*What to do:* Exactly reproduce each record listed below.

═════ Data provided

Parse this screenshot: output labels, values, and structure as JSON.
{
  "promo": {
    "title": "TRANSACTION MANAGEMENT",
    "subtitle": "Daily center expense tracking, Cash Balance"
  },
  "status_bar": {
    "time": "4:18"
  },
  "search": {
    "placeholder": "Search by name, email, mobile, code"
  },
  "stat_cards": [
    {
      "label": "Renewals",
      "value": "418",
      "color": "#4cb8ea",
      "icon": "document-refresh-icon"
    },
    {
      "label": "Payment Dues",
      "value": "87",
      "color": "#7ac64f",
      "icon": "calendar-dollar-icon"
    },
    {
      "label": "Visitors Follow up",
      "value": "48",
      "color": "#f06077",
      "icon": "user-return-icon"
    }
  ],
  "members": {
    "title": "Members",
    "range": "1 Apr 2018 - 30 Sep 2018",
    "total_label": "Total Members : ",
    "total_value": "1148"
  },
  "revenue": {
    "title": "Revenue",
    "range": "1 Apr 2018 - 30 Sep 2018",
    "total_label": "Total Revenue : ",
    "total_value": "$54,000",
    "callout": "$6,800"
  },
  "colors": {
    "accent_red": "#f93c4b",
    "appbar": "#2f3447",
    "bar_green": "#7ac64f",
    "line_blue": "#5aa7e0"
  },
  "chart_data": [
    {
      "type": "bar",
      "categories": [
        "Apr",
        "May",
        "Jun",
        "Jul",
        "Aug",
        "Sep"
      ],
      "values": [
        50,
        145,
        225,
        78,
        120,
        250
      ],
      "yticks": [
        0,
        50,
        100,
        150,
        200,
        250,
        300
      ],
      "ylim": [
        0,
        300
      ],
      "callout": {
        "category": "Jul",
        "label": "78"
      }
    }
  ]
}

══════════

*Full response:*
Parse this screenshot: output labels, values, and structure as JSON.
{
  "promo": {
    "title": "TRANSACTION MANAGEMENT",
    "subtitle": "Daily center expense tracking, Cash Balance"
  },
  "status_bar": {
    "time": "4:18"
  },
  "search": {
    "placeholder": "Search by name, email, mobile, code"
  },
  "stat_cards": [
    {
      "label": "Renewals",
      "value": "418",
      "color": "#4cb8ea",
      "icon": "document-refresh-icon"
    },
    {
      "label": "Payment Dues",
      "value": "87",
      "color": "#7ac64f",
      "icon": "calendar-dollar-icon"
    },
    {
      "label": "Visitors Follow up",
      "value": "48",
      "color": "#f06077",
      "icon": "user-return-icon"
    }
  ],
  "members": {
    "title": "Members",
    "range": "1 Apr 2018 - 30 Sep 2018",
    "total_label": "Total Members : ",
    "total_value": "1148"
  },
  "revenue": {
    "title": "Revenue",
    "range": "1 Apr 2018 - 30 Sep 2018",
    "total_label": "Total Revenue : ",
    "total_value": "$54,000",
    "callout": "$6,800"
  },
  "colors": {
    "accent_red": "#f93c4b",
    "appbar": "#2f3447",
    "bar_green": "#7ac64f",
    "line_blue": "#5aa7e0"
  },
  "chart_data": [
    {
      "type": "bar",
      "categories": [
        "Apr",
        "May",
        "Jun",
        "Jul",
        "Aug",
        "Sep"
      ],
      "values": [
        50,
        145,
        225,
        78,
        120,
        250
      ],
      "yticks": [
        0,
        50,
        100,
        150,
        200,
        250,
        300
      ],
      "ylim": [
        0,
        300
      ],
      "callout": {
        "category": "Jul",
        "label": "78"
      }
    }
  ]
}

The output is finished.